Task to complete: Copy out all lines with the word "Bakit" in them.

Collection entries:
--- BEGIN ---

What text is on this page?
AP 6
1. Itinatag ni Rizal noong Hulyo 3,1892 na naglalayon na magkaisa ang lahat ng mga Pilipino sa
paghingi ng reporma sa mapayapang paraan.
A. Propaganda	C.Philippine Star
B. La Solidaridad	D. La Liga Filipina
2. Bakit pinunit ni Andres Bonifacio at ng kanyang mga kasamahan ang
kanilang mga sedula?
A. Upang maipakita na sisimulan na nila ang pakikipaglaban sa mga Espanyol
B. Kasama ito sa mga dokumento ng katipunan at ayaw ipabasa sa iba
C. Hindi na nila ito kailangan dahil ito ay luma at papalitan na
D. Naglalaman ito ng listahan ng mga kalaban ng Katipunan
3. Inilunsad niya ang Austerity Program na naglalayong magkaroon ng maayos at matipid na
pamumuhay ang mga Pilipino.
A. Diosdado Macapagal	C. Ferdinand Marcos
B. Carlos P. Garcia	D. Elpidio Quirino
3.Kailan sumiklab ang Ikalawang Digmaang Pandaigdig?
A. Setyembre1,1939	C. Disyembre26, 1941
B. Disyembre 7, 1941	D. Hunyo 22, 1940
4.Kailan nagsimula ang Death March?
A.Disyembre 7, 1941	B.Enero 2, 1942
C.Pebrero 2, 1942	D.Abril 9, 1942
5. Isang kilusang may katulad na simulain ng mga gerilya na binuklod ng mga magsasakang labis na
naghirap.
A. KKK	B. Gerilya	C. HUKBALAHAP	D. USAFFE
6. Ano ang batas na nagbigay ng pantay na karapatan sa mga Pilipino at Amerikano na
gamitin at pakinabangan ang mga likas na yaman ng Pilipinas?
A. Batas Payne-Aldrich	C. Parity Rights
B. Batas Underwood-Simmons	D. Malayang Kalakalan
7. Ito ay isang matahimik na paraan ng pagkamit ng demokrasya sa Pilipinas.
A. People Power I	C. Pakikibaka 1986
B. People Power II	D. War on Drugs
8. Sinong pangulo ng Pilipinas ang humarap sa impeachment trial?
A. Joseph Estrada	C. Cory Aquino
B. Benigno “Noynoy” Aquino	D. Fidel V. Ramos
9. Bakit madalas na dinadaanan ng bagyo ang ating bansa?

--- END ---

Result:
2. Bakit pinunit ni Andres Bonifacio at ng kanyang mga kasamahan ang
9. Bakit madalas na dinadaanan ng bagyo ang ating bansa?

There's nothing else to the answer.